**WHAT YOU SHOULD DO**
Pictures in the records should not be copied, but every other part must be repeated exactly.

**ENTRIES SHOWN**

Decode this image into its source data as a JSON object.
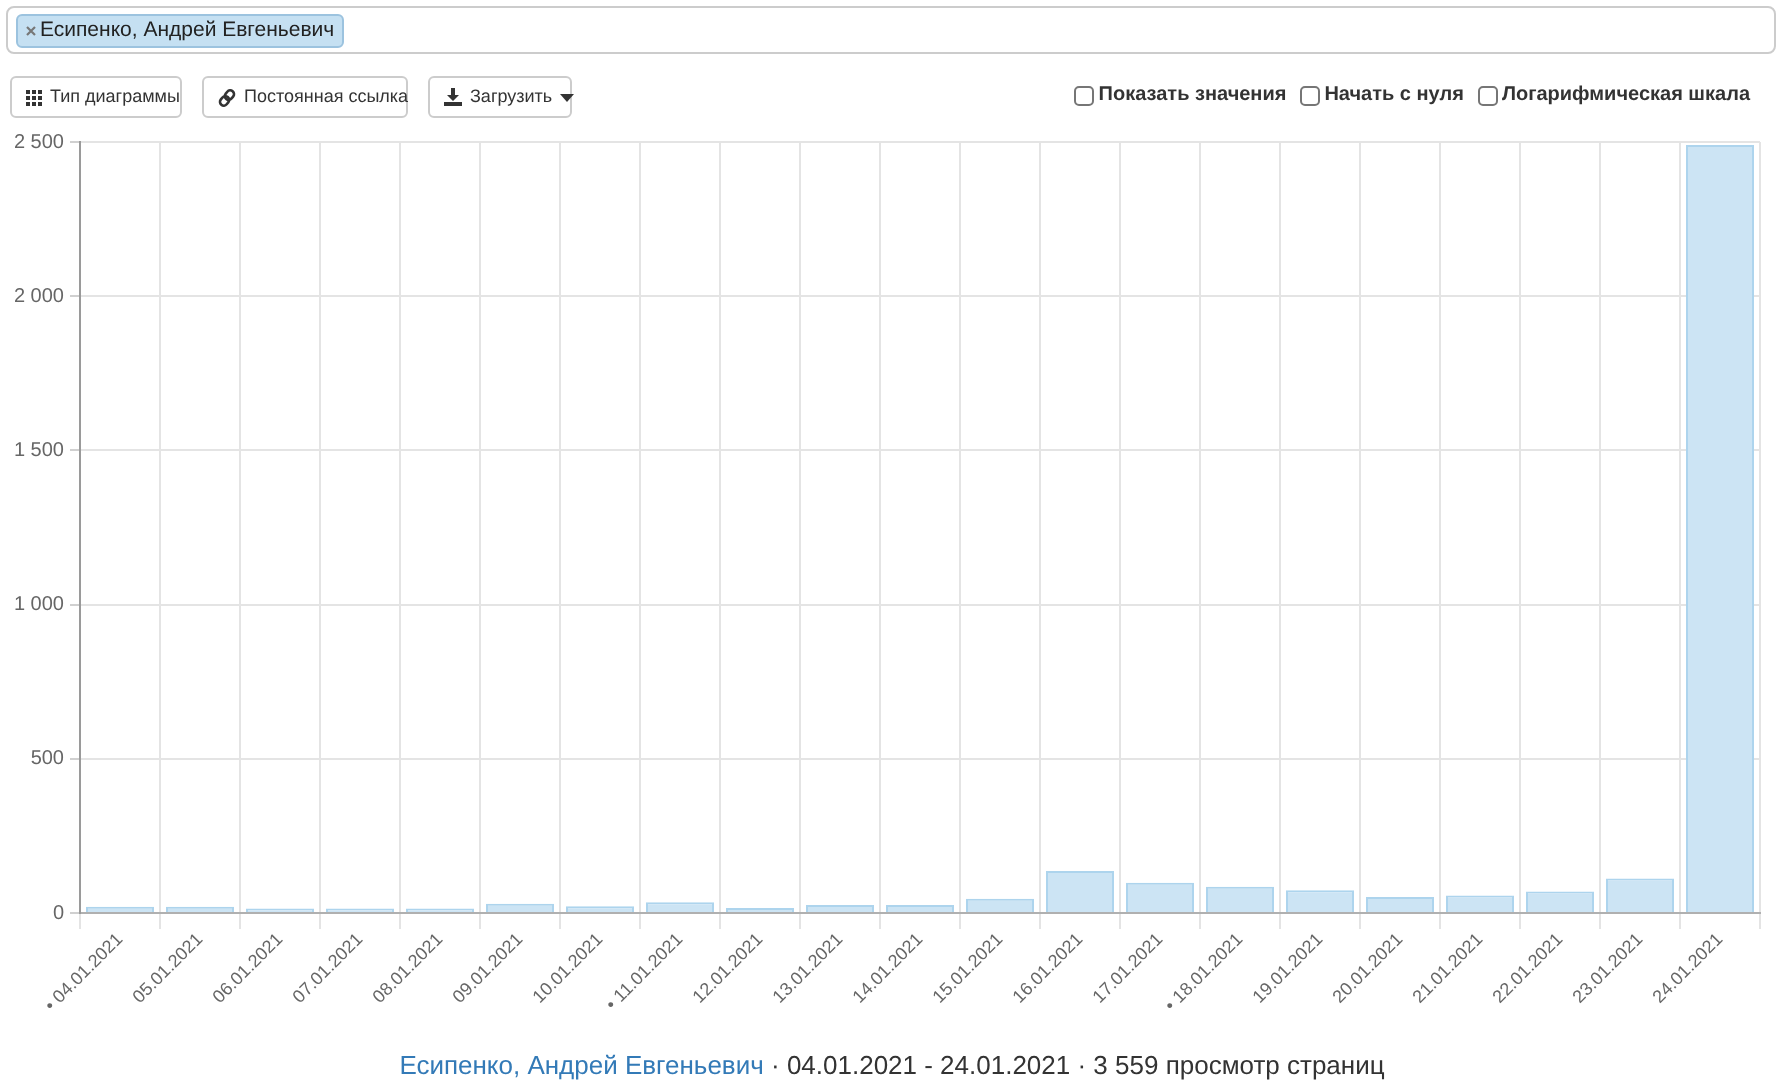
{
  "chart_data": {
    "type": "bar",
    "categories": [
      "• 04.01.2021",
      "05.01.2021",
      "06.01.2021",
      "07.01.2021",
      "08.01.2021",
      "09.01.2021",
      "10.01.2021",
      "• 11.01.2021",
      "12.01.2021",
      "13.01.2021",
      "14.01.2021",
      "15.01.2021",
      "16.01.2021",
      "17.01.2021",
      "• 18.01.2021",
      "19.01.2021",
      "20.01.2021",
      "21.01.2021",
      "22.01.2021",
      "23.01.2021",
      "24.01.2021"
    ],
    "values": [
      20,
      20,
      15,
      15,
      15,
      30,
      22,
      35,
      16,
      26,
      26,
      46,
      136,
      98,
      85,
      74,
      52,
      57,
      70,
      112,
      2490
    ],
    "color": "#cce4f4",
    "ylim": [
      0,
      2500
    ],
    "yticks": [
      0,
      500,
      {
        "value": 1000,
        "label": "1 000"
      },
      {
        "value": 1500,
        "label": "1 500"
      },
      {
        "value": 2000,
        "label": "2 000"
      },
      {
        "value": 2500,
        "label": "2 500"
      }
    ],
    "grid": true,
    "annotations": [
      "Есипенко, Андрей Евгеньевич",
      "Тип диаграммы",
      "Постоянная ссылка",
      "Загрузить",
      "Показать значения",
      "Начать с нуля",
      "Логарифмическая шкала",
      "Есипенко, Андрей Евгеньевич",
      "· 04.01.2021 - 24.01.2021 · 3 559 просмотр страниц"
    ]
  }
}
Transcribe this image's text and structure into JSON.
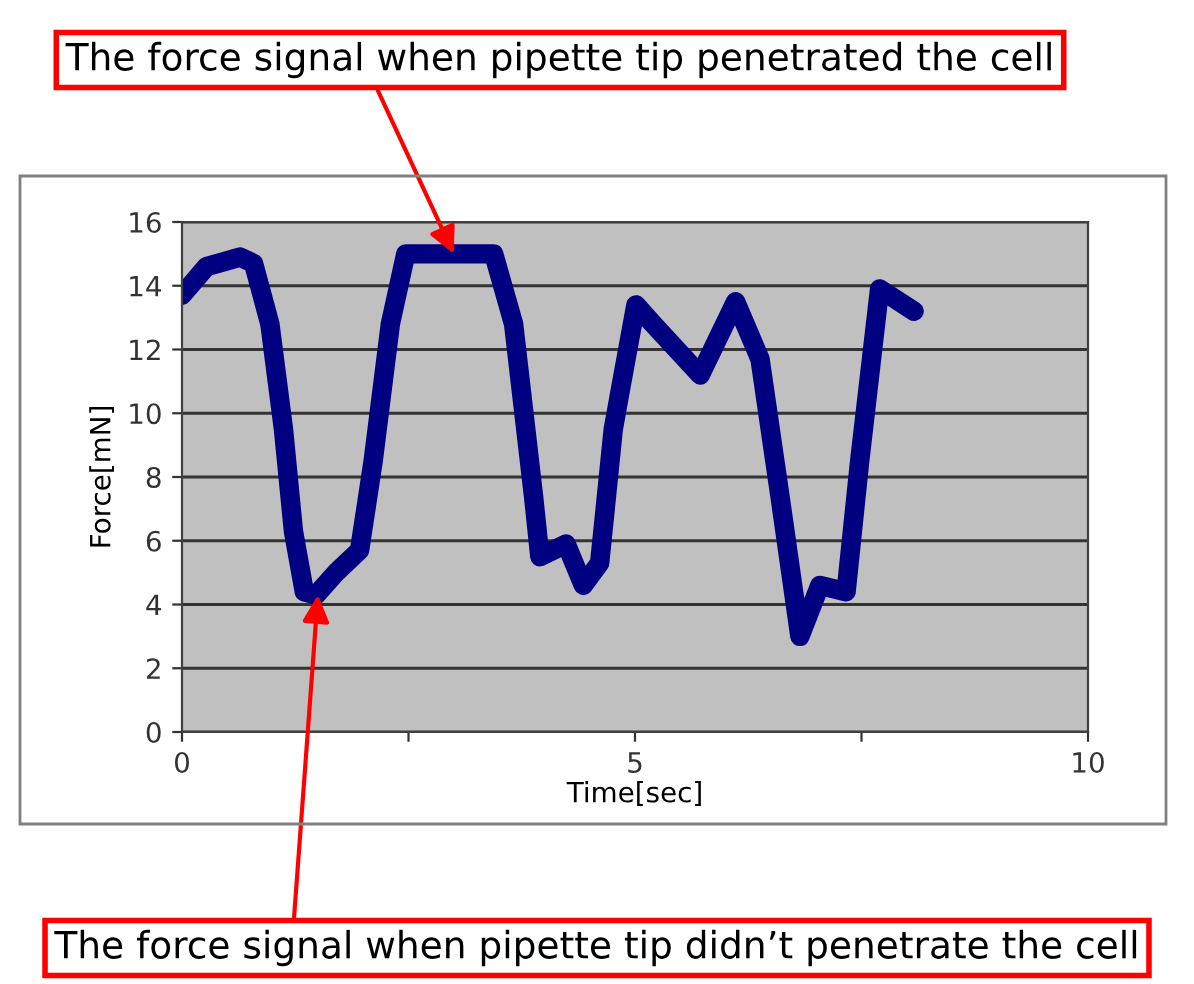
{
  "chart_data": {
    "type": "line",
    "xlabel": "Time[sec]",
    "ylabel": "Force[mN]",
    "x": [
      0,
      0.27,
      0.64,
      0.79,
      0.97,
      1.12,
      1.23,
      1.35,
      1.48,
      1.7,
      1.96,
      2.11,
      2.3,
      2.47,
      3.44,
      3.66,
      3.88,
      3.95,
      4.24,
      4.43,
      4.61,
      4.76,
      4.83,
      5.01,
      5.2,
      5.72,
      6.11,
      6.38,
      6.6,
      6.82,
      7.04,
      7.33,
      7.48,
      7.7,
      8.08
    ],
    "series": [
      {
        "color": "#000080",
        "values": [
          13.7,
          14.6,
          14.9,
          14.7,
          12.8,
          9.5,
          6.3,
          4.4,
          4.3,
          5.0,
          5.7,
          8.5,
          12.8,
          15.0,
          15.0,
          12.8,
          7.4,
          5.5,
          5.9,
          4.6,
          5.3,
          9.5,
          10.6,
          13.4,
          12.8,
          11.2,
          13.5,
          11.7,
          7.4,
          3.0,
          4.6,
          4.4,
          8.5,
          13.9,
          13.2
        ]
      }
    ],
    "xlim": [
      0,
      10
    ],
    "xticks": [
      0,
      {
        "value": 2.5,
        "label": null
      },
      5,
      {
        "value": 7.5,
        "label": null
      },
      10
    ],
    "ylim": [
      0,
      16
    ],
    "yticks": [
      0,
      2,
      4,
      6,
      8,
      10,
      12,
      14,
      16
    ],
    "grid": "y",
    "legend": false,
    "marker": "none",
    "line_style": "solid",
    "annotations": [
      {
        "text": "The force signal when pipette tip penetrated the cell",
        "x": 3.0,
        "y": 15.0
      },
      {
        "text": "The force signal when pipette tip didn’t penetrate the cell",
        "x": 1.5,
        "y": 4.3
      }
    ]
  }
}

**CORRECT ANSWER**
Decode this image into its source data as a JSON object.
{
  "chart_data": {
    "type": "bar",
    "categories": [
      "• 04.01.2021",
      "05.01.2021",
      "06.01.2021",
      "07.01.2021",
      "08.01.2021",
      "09.01.2021",
      "10.01.2021",
      "• 11.01.2021",
      "12.01.2021",
      "13.01.2021",
      "14.01.2021",
      "15.01.2021",
      "16.01.2021",
      "17.01.2021",
      "• 18.01.2021",
      "19.01.2021",
      "20.01.2021",
      "21.01.2021",
      "22.01.2021",
      "23.01.2021",
      "24.01.2021"
    ],
    "values": [
      20,
      20,
      15,
      15,
      15,
      30,
      22,
      35,
      16,
      26,
      26,
      46,
      136,
      98,
      85,
      74,
      52,
      57,
      70,
      112,
      2490
    ],
    "color": "#cce4f4",
    "ylim": [
      0,
      2500
    ],
    "yticks": [
      0,
      500,
      {
        "value": 1000,
        "label": "1 000"
      },
      {
        "value": 1500,
        "label": "1 500"
      },
      {
        "value": 2000,
        "label": "2 000"
      },
      {
        "value": 2500,
        "label": "2 500"
      }
    ],
    "grid": true,
    "annotations": [
      "Есипенко, Андрей Евгеньевич",
      "Тип диаграммы",
      "Постоянная ссылка",
      "Загрузить",
      "Показать значения",
      "Начать с нуля",
      "Логарифмическая шкала",
      "Есипенко, Андрей Евгеньевич",
      "· 04.01.2021 - 24.01.2021 · 3 559 просмотр страниц"
    ]
  }
}
Transcribe this image's text and structure into JSON.
{
  "chart_data": {
    "type": "line",
    "xlabel": "Time[sec]",
    "ylabel": "Force[mN]",
    "x": [
      0,
      0.27,
      0.64,
      0.79,
      0.97,
      1.12,
      1.23,
      1.35,
      1.48,
      1.7,
      1.96,
      2.11,
      2.3,
      2.47,
      3.44,
      3.66,
      3.88,
      3.95,
      4.24,
      4.43,
      4.61,
      4.76,
      4.83,
      5.01,
      5.2,
      5.72,
      6.11,
      6.38,
      6.6,
      6.82,
      7.04,
      7.33,
      7.48,
      7.7,
      8.08
    ],
    "series": [
      {
        "color": "#000080",
        "values": [
          13.7,
          14.6,
          14.9,
          14.7,
          12.8,
          9.5,
          6.3,
          4.4,
          4.3,
          5.0,
          5.7,
          8.5,
          12.8,
          15.0,
          15.0,
          12.8,
          7.4,
          5.5,
          5.9,
          4.6,
          5.3,
          9.5,
          10.6,
          13.4,
          12.8,
          11.2,
          13.5,
          11.7,
          7.4,
          3.0,
          4.6,
          4.4,
          8.5,
          13.9,
          13.2
        ]
      }
    ],
    "xlim": [
      0,
      10
    ],
    "xticks": [
      0,
      {
        "value": 2.5,
        "label": null
      },
      5,
      {
        "value": 7.5,
        "label": null
      },
      10
    ],
    "ylim": [
      0,
      16
    ],
    "yticks": [
      0,
      2,
      4,
      6,
      8,
      10,
      12,
      14,
      16
    ],
    "grid": "y",
    "legend": false,
    "marker": "none",
    "line_style": "solid",
    "annotations": [
      {
        "text": "The force signal when pipette tip penetrated the cell",
        "x": 3.0,
        "y": 15.0
      },
      {
        "text": "The force signal when pipette tip didn’t penetrate the cell",
        "x": 1.5,
        "y": 4.3
      }
    ]
  }
}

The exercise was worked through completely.